Stored records
▼▼▼

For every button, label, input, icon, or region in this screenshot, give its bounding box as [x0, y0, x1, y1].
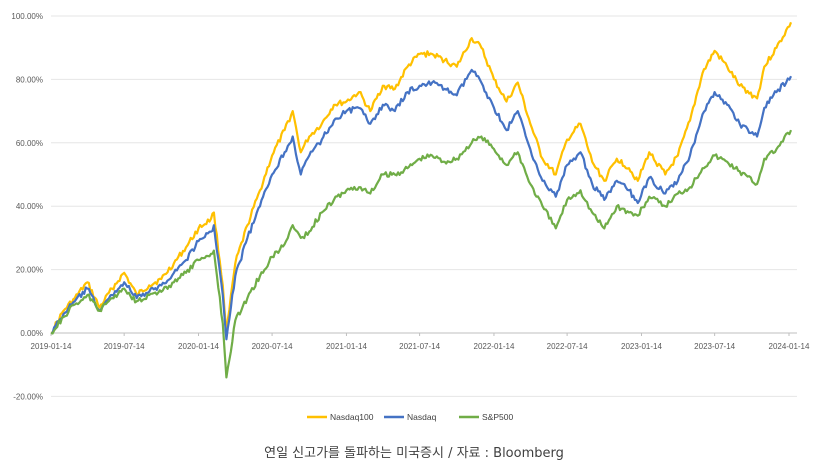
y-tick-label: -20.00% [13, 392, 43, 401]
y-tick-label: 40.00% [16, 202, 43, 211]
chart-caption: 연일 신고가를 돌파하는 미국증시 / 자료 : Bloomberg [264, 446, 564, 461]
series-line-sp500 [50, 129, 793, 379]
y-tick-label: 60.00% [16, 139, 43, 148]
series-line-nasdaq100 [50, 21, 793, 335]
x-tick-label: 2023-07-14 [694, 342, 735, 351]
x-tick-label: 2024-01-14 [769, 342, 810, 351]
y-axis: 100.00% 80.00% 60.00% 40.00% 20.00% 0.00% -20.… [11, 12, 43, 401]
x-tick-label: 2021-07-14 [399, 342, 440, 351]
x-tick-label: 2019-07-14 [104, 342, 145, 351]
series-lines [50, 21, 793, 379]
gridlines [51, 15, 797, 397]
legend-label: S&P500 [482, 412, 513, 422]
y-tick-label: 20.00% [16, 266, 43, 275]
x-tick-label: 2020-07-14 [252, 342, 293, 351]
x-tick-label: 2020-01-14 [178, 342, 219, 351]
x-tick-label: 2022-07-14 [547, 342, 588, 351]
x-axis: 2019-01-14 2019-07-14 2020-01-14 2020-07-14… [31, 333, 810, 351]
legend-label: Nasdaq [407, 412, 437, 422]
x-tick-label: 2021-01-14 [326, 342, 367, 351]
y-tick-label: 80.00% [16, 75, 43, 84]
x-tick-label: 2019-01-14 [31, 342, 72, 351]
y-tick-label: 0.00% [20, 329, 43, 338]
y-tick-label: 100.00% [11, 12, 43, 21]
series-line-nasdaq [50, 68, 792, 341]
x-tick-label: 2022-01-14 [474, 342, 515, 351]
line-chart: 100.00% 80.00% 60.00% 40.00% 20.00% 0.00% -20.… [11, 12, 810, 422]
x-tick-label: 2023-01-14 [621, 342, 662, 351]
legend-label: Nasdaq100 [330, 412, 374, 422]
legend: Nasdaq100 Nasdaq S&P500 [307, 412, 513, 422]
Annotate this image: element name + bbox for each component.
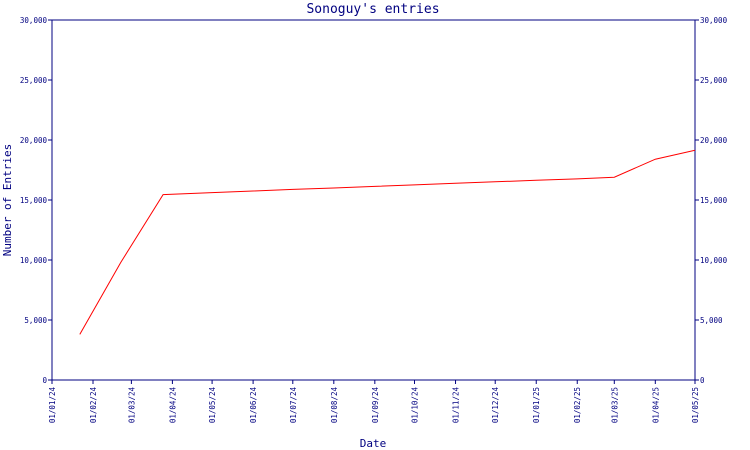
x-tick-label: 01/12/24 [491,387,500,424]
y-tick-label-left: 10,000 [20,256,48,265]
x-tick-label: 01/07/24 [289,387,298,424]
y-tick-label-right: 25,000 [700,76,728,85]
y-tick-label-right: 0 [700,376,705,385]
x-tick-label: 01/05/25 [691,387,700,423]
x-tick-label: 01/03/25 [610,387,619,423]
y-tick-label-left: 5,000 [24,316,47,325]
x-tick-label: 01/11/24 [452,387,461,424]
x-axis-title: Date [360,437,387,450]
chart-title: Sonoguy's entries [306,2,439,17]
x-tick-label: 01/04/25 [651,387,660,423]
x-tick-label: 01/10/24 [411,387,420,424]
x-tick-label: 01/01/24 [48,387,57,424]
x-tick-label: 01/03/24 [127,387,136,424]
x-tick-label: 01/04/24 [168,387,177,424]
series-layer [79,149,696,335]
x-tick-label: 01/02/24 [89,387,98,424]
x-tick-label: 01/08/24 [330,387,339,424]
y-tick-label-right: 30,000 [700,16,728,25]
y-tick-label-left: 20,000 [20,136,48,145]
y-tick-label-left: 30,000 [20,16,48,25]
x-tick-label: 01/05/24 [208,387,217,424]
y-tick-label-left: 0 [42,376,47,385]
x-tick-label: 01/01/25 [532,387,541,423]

▲▲▲

## Prompt
Can you print, character for character, the lines of the data beginning with the one that contains "x-tick-label: 01/12/24 [491,387,500,424]" and stopping after the one that contains "x-tick-label: 01/05/25 [691,387,700,423]", including both of those lines?

## Response
x-tick-label: 01/12/24 [491,387,500,424]
y-tick-label-left: 10,000 [20,256,48,265]
x-tick-label: 01/07/24 [289,387,298,424]
y-tick-label-right: 25,000 [700,76,728,85]
y-tick-label-right: 0 [700,376,705,385]
x-tick-label: 01/05/25 [691,387,700,423]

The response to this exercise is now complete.